Records for processing:
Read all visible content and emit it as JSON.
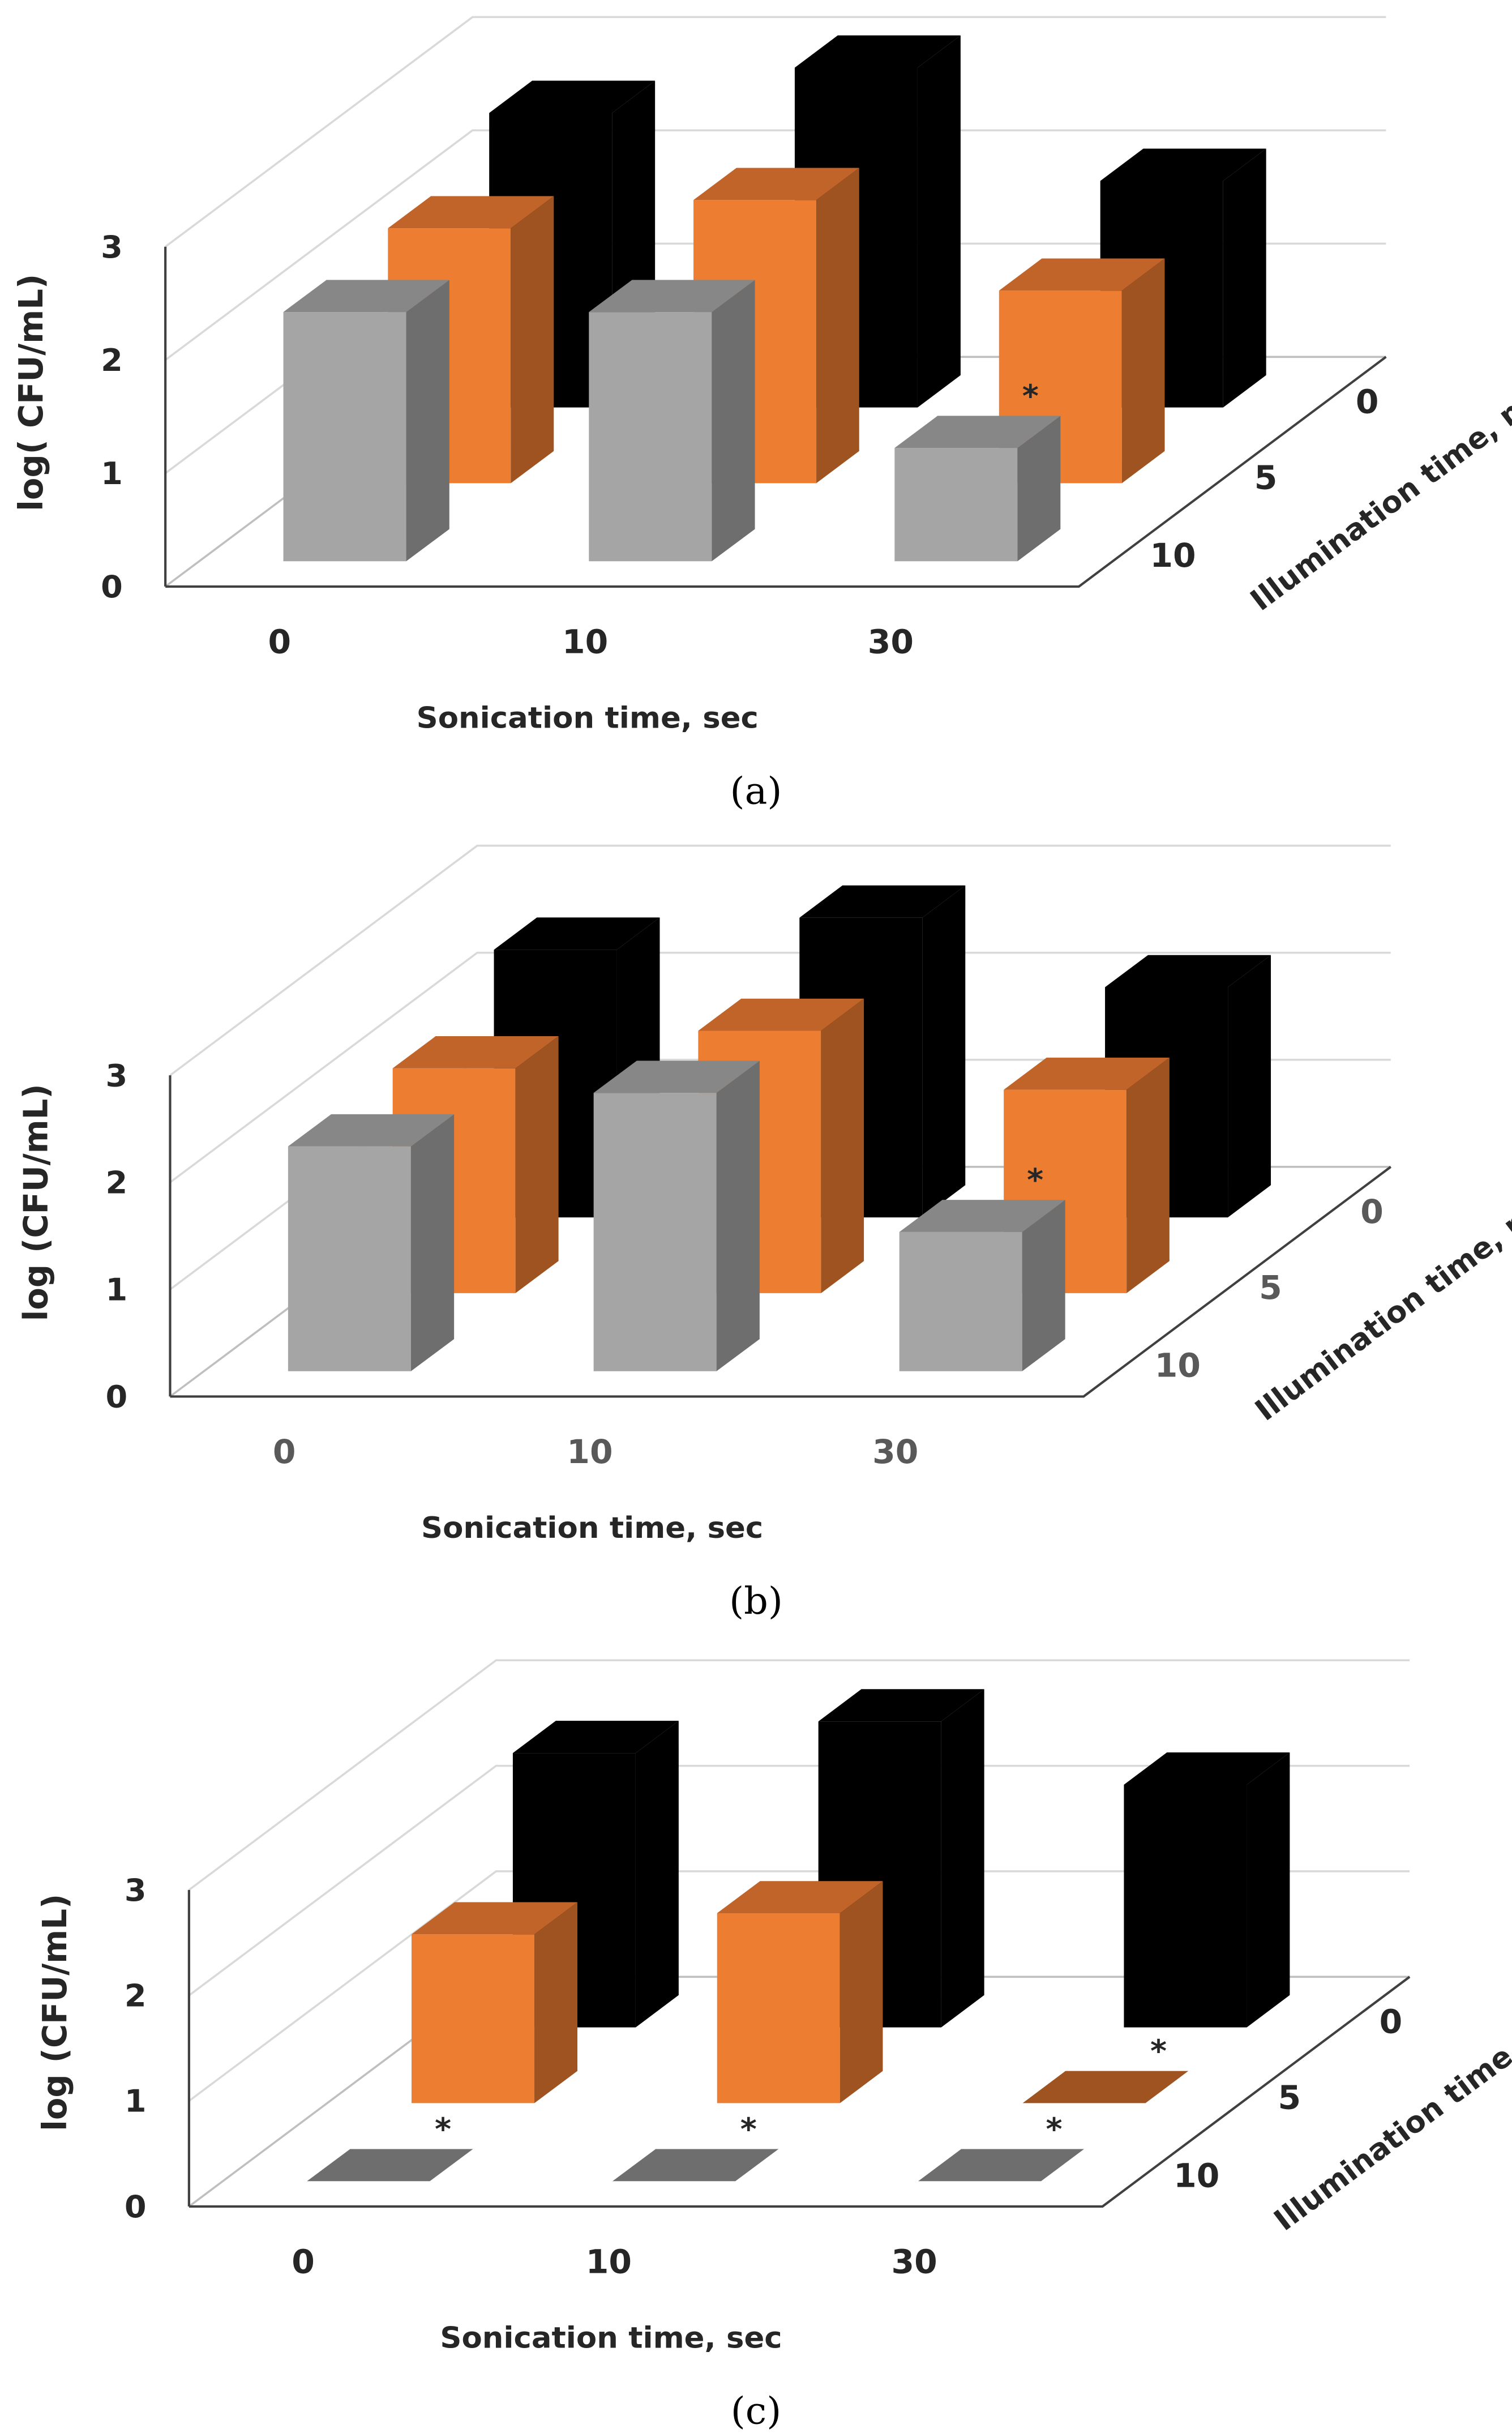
{
  "chart_data": [
    {
      "type": "bar",
      "panel": "(a)",
      "title": "",
      "ylabel": "log( CFU/mL)",
      "xlabel": "Sonication time, sec",
      "zlabel": "Illumination time, min",
      "categories": [
        "0",
        "10",
        "30"
      ],
      "yticks": [
        "0",
        "1",
        "2",
        "3"
      ],
      "ylim": [
        0,
        3
      ],
      "series": [
        {
          "name": "0",
          "color": "#000000",
          "values": [
            2.6,
            3.0,
            2.0
          ],
          "significant": [
            false,
            false,
            false
          ]
        },
        {
          "name": "5",
          "color": "#ed7d31",
          "values": [
            2.25,
            2.5,
            1.7
          ],
          "significant": [
            false,
            false,
            false
          ]
        },
        {
          "name": "10",
          "color": "#a5a5a5",
          "values": [
            2.2,
            2.2,
            1.0
          ],
          "significant": [
            false,
            false,
            true
          ]
        }
      ],
      "annotation": "*"
    },
    {
      "type": "bar",
      "panel": "(b)",
      "title": "",
      "ylabel": "log (CFU/mL)",
      "xlabel": "Sonication time, sec",
      "zlabel": "Illumination time, min",
      "categories": [
        "0",
        "10",
        "30"
      ],
      "yticks": [
        "0",
        "1",
        "2",
        "3"
      ],
      "ylim": [
        0,
        3
      ],
      "series": [
        {
          "name": "0",
          "color": "#000000",
          "values": [
            2.5,
            2.8,
            2.15
          ],
          "significant": [
            false,
            false,
            false
          ]
        },
        {
          "name": "5",
          "color": "#ed7d31",
          "values": [
            2.1,
            2.45,
            1.9
          ],
          "significant": [
            false,
            false,
            false
          ]
        },
        {
          "name": "10",
          "color": "#a5a5a5",
          "values": [
            2.1,
            2.6,
            1.3
          ],
          "significant": [
            false,
            false,
            true
          ]
        }
      ],
      "annotation": "*"
    },
    {
      "type": "bar",
      "panel": "(c)",
      "title": "",
      "ylabel": "log (CFU/mL)",
      "xlabel": "Sonication time, sec",
      "zlabel": "Illumination time, min",
      "categories": [
        "0",
        "10",
        "30"
      ],
      "yticks": [
        "0",
        "1",
        "2",
        "3"
      ],
      "ylim": [
        0,
        3
      ],
      "series": [
        {
          "name": "0",
          "color": "#000000",
          "values": [
            2.6,
            2.9,
            2.3
          ],
          "significant": [
            false,
            false,
            false
          ]
        },
        {
          "name": "5",
          "color": "#ed7d31",
          "values": [
            1.6,
            1.8,
            0
          ],
          "significant": [
            false,
            false,
            true
          ]
        },
        {
          "name": "10",
          "color": "#a5a5a5",
          "values": [
            0,
            0,
            0
          ],
          "significant": [
            true,
            true,
            true
          ]
        }
      ],
      "annotation": "*"
    }
  ]
}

Stated exercise: Leave the pictures out and reproduce each record exactly as written.

Final result:
Read all visible content and emit it as JSON.
{
  "chart_data": [
    {
      "type": "bar",
      "panel": "(a)",
      "title": "",
      "ylabel": "log( CFU/mL)",
      "xlabel": "Sonication time, sec",
      "zlabel": "Illumination time, min",
      "categories": [
        "0",
        "10",
        "30"
      ],
      "yticks": [
        "0",
        "1",
        "2",
        "3"
      ],
      "ylim": [
        0,
        3
      ],
      "series": [
        {
          "name": "0",
          "color": "#000000",
          "values": [
            2.6,
            3.0,
            2.0
          ],
          "significant": [
            false,
            false,
            false
          ]
        },
        {
          "name": "5",
          "color": "#ed7d31",
          "values": [
            2.25,
            2.5,
            1.7
          ],
          "significant": [
            false,
            false,
            false
          ]
        },
        {
          "name": "10",
          "color": "#a5a5a5",
          "values": [
            2.2,
            2.2,
            1.0
          ],
          "significant": [
            false,
            false,
            true
          ]
        }
      ],
      "annotation": "*"
    },
    {
      "type": "bar",
      "panel": "(b)",
      "title": "",
      "ylabel": "log (CFU/mL)",
      "xlabel": "Sonication time, sec",
      "zlabel": "Illumination time, min",
      "categories": [
        "0",
        "10",
        "30"
      ],
      "yticks": [
        "0",
        "1",
        "2",
        "3"
      ],
      "ylim": [
        0,
        3
      ],
      "series": [
        {
          "name": "0",
          "color": "#000000",
          "values": [
            2.5,
            2.8,
            2.15
          ],
          "significant": [
            false,
            false,
            false
          ]
        },
        {
          "name": "5",
          "color": "#ed7d31",
          "values": [
            2.1,
            2.45,
            1.9
          ],
          "significant": [
            false,
            false,
            false
          ]
        },
        {
          "name": "10",
          "color": "#a5a5a5",
          "values": [
            2.1,
            2.6,
            1.3
          ],
          "significant": [
            false,
            false,
            true
          ]
        }
      ],
      "annotation": "*"
    },
    {
      "type": "bar",
      "panel": "(c)",
      "title": "",
      "ylabel": "log (CFU/mL)",
      "xlabel": "Sonication time, sec",
      "zlabel": "Illumination time, min",
      "categories": [
        "0",
        "10",
        "30"
      ],
      "yticks": [
        "0",
        "1",
        "2",
        "3"
      ],
      "ylim": [
        0,
        3
      ],
      "series": [
        {
          "name": "0",
          "color": "#000000",
          "values": [
            2.6,
            2.9,
            2.3
          ],
          "significant": [
            false,
            false,
            false
          ]
        },
        {
          "name": "5",
          "color": "#ed7d31",
          "values": [
            1.6,
            1.8,
            0
          ],
          "significant": [
            false,
            false,
            true
          ]
        },
        {
          "name": "10",
          "color": "#a5a5a5",
          "values": [
            0,
            0,
            0
          ],
          "significant": [
            true,
            true,
            true
          ]
        }
      ],
      "annotation": "*"
    }
  ]
}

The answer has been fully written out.